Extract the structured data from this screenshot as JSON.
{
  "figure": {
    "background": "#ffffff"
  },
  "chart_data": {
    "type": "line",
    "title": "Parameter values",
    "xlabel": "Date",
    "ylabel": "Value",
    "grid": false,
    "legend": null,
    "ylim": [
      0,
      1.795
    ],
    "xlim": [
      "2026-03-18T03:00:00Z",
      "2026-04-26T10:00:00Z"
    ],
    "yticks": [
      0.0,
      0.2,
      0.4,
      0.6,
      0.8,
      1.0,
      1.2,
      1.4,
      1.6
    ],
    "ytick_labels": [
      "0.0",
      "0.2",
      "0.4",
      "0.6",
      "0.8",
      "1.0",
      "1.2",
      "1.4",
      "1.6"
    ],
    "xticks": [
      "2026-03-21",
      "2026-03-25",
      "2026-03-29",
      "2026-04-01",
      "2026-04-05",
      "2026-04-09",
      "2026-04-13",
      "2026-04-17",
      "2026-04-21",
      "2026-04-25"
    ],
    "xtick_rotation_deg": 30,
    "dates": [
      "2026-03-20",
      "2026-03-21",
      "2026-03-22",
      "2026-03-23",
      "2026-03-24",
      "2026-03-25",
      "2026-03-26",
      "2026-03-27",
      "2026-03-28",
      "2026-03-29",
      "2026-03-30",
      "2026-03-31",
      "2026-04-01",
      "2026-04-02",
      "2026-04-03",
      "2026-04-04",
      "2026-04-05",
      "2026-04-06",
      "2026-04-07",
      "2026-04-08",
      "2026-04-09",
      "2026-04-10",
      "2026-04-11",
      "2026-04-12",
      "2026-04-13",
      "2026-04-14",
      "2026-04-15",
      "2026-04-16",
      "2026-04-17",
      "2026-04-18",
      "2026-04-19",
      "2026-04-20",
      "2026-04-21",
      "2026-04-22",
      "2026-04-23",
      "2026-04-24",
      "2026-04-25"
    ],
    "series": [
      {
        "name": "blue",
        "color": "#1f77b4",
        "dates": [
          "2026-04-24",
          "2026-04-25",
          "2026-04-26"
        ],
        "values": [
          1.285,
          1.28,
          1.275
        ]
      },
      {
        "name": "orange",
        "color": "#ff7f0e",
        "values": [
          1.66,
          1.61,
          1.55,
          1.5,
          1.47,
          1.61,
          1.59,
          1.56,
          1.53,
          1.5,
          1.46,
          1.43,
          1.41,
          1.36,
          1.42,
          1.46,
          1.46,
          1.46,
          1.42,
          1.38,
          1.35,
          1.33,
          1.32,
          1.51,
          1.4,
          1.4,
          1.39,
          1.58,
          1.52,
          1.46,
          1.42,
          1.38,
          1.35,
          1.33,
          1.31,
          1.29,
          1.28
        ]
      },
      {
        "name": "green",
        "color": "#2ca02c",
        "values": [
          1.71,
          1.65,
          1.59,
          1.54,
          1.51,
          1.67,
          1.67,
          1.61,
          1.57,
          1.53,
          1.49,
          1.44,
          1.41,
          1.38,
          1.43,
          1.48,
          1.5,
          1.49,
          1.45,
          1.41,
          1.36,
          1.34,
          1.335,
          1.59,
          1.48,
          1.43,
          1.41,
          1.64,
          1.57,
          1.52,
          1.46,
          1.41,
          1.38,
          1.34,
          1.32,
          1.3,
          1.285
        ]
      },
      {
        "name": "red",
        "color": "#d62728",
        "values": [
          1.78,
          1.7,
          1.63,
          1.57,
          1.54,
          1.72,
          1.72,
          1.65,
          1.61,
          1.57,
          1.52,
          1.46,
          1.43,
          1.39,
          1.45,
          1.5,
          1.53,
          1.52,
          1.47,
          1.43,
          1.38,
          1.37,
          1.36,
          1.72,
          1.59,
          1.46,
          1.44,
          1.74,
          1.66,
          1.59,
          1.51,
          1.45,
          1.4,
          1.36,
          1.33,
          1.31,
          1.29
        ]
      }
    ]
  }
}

************

> [Your goal]:
Check each line of the entries for the string "color". Copy the lines that have it.

> [Complete response]:
        "color": "#1f77b4",
        "color": "#ff7f0e",
        "color": "#2ca02c",
        "color": "#d62728",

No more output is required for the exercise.